= PROMPT =
Could you copy every line from the material below in which "Disabled" appears?

Dataset items
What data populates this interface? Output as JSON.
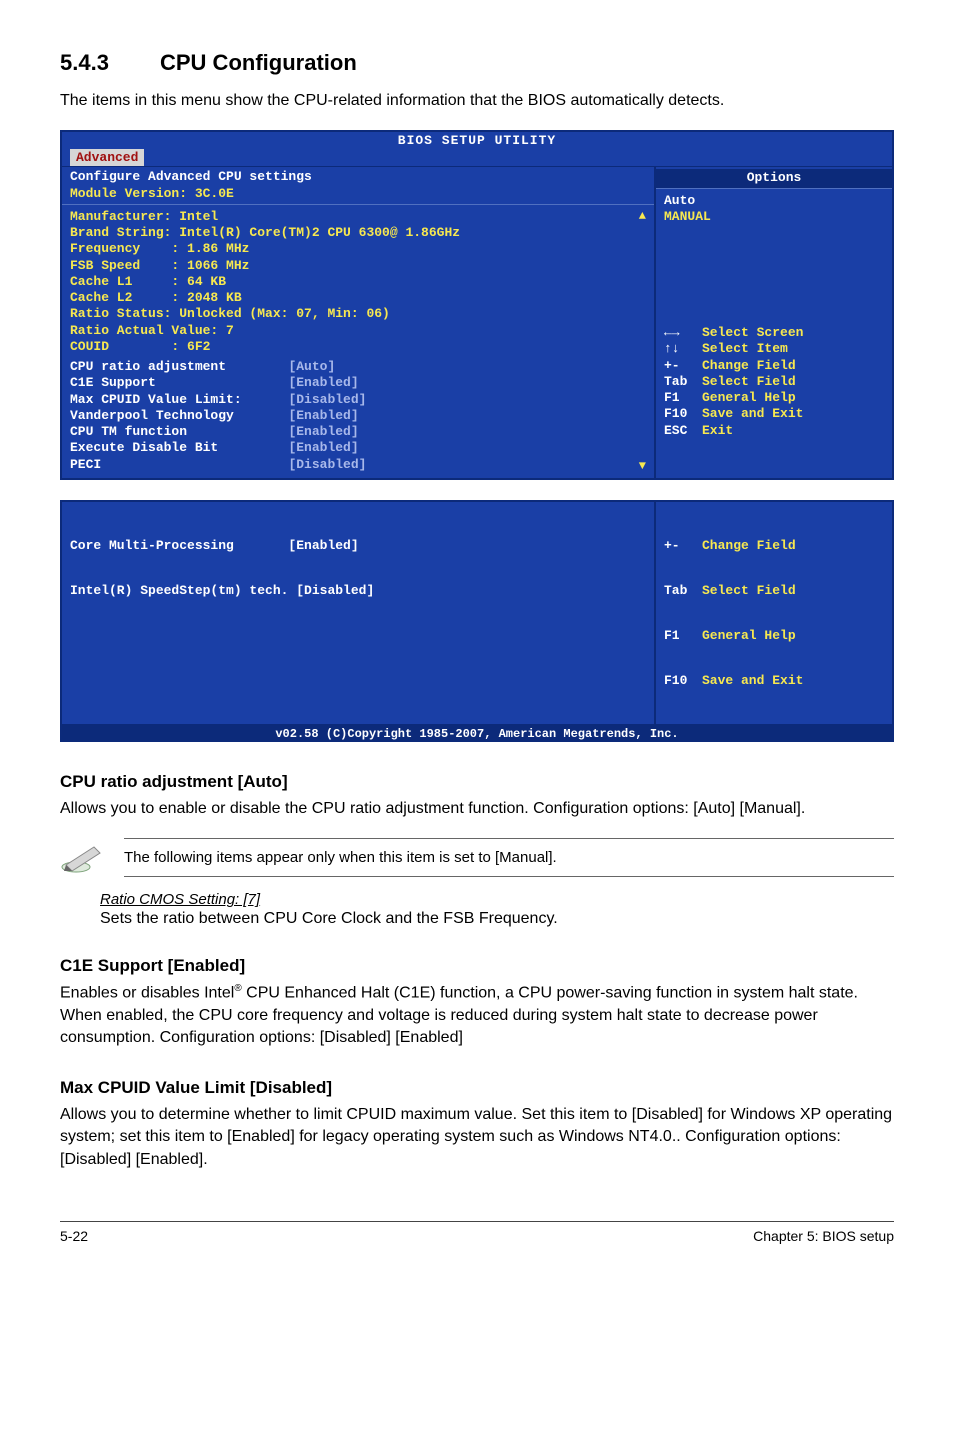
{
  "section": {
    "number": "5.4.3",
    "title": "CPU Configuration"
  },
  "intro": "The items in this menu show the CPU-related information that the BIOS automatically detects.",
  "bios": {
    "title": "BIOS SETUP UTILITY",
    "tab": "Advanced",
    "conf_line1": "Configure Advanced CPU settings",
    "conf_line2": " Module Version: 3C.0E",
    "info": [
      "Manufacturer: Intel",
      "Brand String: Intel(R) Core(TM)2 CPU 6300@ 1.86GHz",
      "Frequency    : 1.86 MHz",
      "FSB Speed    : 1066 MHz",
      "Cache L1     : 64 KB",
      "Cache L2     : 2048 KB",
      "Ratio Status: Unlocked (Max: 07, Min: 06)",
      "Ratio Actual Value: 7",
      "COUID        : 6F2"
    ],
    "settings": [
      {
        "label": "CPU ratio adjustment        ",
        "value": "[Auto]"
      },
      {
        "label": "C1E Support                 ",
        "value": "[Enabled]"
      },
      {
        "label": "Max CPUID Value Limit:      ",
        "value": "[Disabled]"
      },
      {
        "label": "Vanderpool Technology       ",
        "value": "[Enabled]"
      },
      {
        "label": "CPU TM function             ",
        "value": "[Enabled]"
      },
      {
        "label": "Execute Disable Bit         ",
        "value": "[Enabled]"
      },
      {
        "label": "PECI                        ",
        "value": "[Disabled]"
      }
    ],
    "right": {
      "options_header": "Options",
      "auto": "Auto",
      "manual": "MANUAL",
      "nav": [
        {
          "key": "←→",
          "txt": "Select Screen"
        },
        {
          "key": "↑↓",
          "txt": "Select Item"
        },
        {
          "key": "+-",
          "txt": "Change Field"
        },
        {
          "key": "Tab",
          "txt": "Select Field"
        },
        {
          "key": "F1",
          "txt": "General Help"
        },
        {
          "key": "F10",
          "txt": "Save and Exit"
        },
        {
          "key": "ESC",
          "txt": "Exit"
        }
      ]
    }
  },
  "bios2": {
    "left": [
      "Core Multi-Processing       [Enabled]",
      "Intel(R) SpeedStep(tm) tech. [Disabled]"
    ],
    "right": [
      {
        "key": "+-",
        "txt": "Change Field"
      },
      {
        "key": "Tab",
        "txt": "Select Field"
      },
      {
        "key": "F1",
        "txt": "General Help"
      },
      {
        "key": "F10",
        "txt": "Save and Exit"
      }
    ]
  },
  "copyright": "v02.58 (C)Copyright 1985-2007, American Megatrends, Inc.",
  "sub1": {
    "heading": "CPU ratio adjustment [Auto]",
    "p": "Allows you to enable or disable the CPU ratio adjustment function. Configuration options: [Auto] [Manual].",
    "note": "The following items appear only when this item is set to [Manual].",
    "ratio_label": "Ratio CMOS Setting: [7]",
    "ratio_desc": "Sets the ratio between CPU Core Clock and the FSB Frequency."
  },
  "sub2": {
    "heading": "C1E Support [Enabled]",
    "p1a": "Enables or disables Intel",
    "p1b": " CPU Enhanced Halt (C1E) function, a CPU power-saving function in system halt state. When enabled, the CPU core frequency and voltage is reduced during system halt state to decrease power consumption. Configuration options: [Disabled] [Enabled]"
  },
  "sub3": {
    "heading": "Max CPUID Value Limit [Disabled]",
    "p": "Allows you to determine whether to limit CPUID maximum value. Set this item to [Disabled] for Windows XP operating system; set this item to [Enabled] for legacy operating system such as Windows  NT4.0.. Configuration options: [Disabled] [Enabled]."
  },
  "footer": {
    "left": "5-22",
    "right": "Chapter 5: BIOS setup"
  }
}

...

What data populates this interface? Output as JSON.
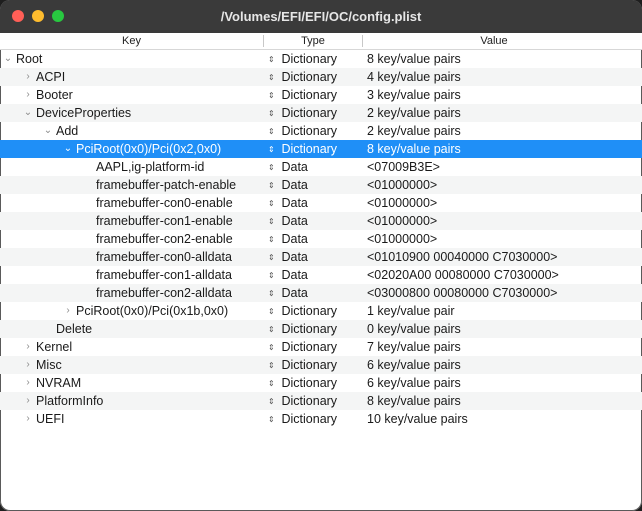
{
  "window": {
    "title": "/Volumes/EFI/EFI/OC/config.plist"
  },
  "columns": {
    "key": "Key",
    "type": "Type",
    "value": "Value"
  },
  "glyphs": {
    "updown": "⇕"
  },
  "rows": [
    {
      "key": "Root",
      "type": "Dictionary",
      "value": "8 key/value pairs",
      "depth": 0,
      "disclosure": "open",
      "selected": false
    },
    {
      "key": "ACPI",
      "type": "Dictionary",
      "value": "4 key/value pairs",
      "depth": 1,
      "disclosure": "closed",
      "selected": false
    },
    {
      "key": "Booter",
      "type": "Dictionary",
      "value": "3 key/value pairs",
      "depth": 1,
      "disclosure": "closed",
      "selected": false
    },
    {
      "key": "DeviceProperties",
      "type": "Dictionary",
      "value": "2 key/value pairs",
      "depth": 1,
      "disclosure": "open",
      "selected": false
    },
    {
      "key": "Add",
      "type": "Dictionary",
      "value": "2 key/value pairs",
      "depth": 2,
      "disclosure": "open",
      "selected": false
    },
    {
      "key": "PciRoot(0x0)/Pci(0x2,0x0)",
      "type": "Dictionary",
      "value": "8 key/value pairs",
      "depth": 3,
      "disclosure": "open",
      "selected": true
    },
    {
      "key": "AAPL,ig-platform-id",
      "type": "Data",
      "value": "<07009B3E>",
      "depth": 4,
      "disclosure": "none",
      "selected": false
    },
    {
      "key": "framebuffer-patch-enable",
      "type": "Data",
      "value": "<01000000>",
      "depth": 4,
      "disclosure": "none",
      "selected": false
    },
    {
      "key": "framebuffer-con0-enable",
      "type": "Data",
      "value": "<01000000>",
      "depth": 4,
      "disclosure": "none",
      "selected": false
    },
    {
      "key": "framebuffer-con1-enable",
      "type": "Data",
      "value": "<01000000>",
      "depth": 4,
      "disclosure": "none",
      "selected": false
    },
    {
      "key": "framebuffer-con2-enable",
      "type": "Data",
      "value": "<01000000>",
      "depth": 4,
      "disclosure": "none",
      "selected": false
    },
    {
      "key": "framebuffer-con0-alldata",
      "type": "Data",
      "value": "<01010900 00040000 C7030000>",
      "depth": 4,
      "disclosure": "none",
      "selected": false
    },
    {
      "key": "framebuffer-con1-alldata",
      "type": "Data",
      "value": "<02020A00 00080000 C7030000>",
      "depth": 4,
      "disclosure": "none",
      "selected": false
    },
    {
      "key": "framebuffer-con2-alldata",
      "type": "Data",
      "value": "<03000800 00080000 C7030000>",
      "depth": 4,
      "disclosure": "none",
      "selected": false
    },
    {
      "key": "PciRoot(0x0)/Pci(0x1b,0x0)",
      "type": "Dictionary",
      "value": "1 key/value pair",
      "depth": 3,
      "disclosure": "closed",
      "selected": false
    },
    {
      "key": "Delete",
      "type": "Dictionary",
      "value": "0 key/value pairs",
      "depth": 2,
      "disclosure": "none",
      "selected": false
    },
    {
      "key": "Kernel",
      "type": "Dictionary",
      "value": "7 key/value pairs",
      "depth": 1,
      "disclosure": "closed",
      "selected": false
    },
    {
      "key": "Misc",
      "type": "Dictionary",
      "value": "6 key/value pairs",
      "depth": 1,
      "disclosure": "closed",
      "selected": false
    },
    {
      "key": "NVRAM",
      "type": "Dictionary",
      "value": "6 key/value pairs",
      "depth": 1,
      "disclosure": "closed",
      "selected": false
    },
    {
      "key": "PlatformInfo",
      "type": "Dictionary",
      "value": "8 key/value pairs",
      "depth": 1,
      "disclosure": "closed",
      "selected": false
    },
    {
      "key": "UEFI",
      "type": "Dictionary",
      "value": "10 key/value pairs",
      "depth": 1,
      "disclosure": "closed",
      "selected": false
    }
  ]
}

= WRITTEN SOLUTION =
        "value": "[Disabled]"
        "value": "[Disabled]"
      "Intel(R) SpeedStep(tm) tech. [Disabled]"
    "p1b": " CPU Enhanced Halt (C1E) function, a CPU power-saving function in system halt state. When enabled, the CPU core frequency and voltage is reduced during system halt state to decrease power consumption. Configuration options: [Disabled] [Enabled]"
    "heading": "Max CPUID Value Limit [Disabled]",
    "p": "Allows you to determine whether to limit CPUID maximum value. Set this item to [Disabled] for Windows XP operating system; set this item to [Enabled] for legacy operating system such as Windows  NT4.0.. Configuration options: [Disabled] [Enabled]."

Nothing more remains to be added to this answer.